** The data **
------------------------------------------------------------------------

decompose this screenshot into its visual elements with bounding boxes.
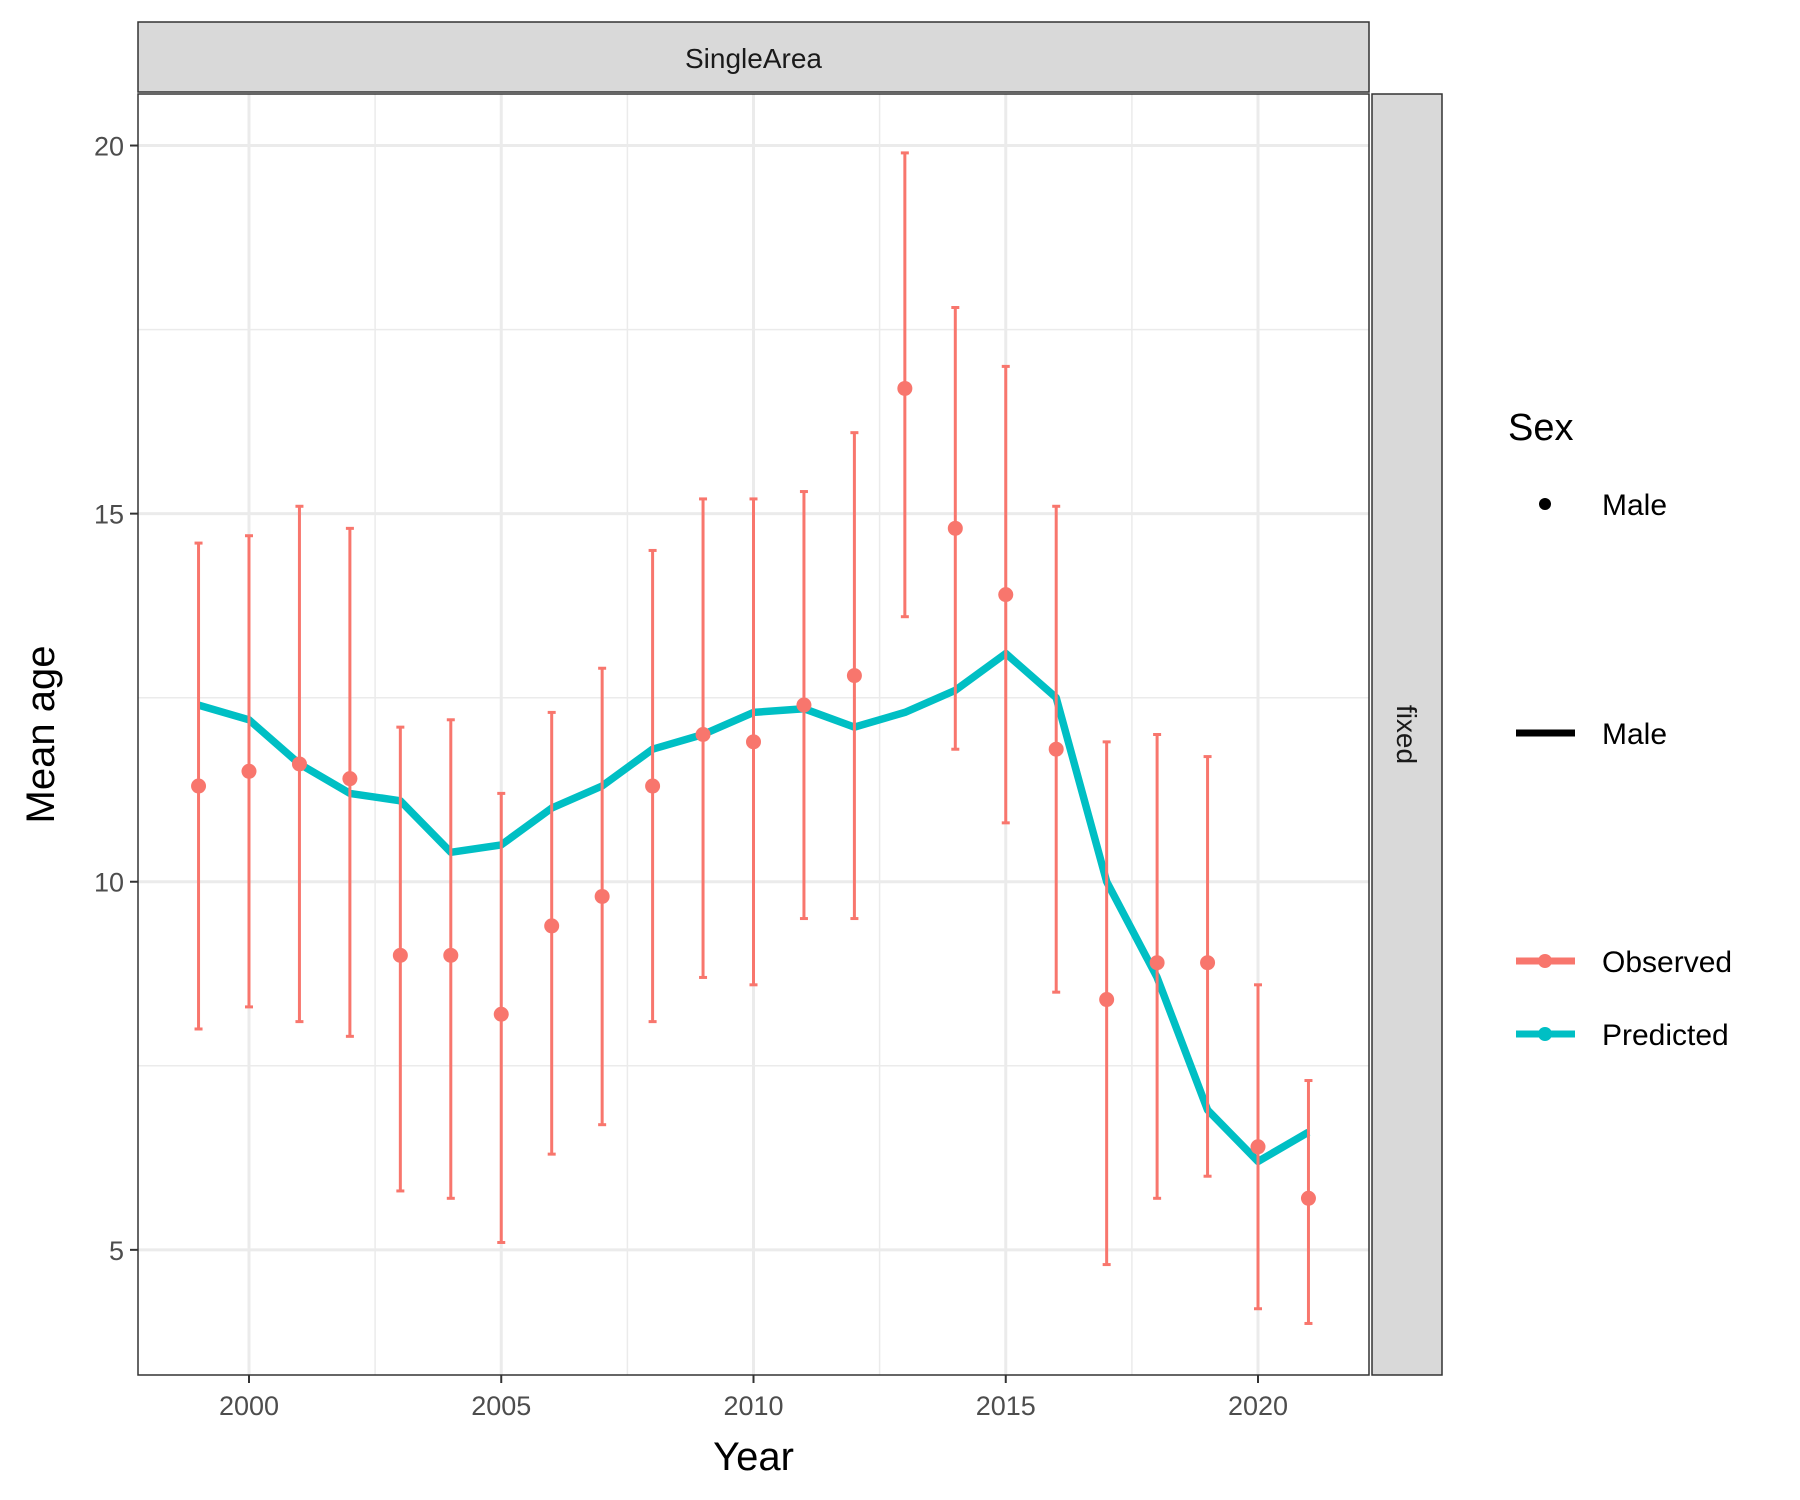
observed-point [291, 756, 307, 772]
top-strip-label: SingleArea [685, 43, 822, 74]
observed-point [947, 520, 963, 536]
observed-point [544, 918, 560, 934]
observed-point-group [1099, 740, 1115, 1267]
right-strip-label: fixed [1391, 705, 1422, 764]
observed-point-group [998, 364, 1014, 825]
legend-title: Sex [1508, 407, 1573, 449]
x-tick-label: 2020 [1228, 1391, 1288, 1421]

------------------------------------------------------------------------

** Written request **
Convert the items above into a JSON list of strings with one string per line, skipping blank lines and leaving out the pictures.

** Response **
[
  "decompose this screenshot into its visual elements with bounding boxes.",
  "observed-point [291, 756, 307, 772]",
  "top-strip-label: SingleArea [685, 43, 822, 74]",
  "observed-point [947, 520, 963, 536]",
  "observed-point [544, 918, 560, 934]",
  "observed-point-group [1099, 740, 1115, 1267]",
  "right-strip-label: fixed [1391, 705, 1422, 764]",
  "observed-point-group [998, 364, 1014, 825]",
  "legend-title: Sex [1508, 407, 1573, 449]",
  "x-tick-label: 2020 [1228, 1391, 1288, 1421]"
]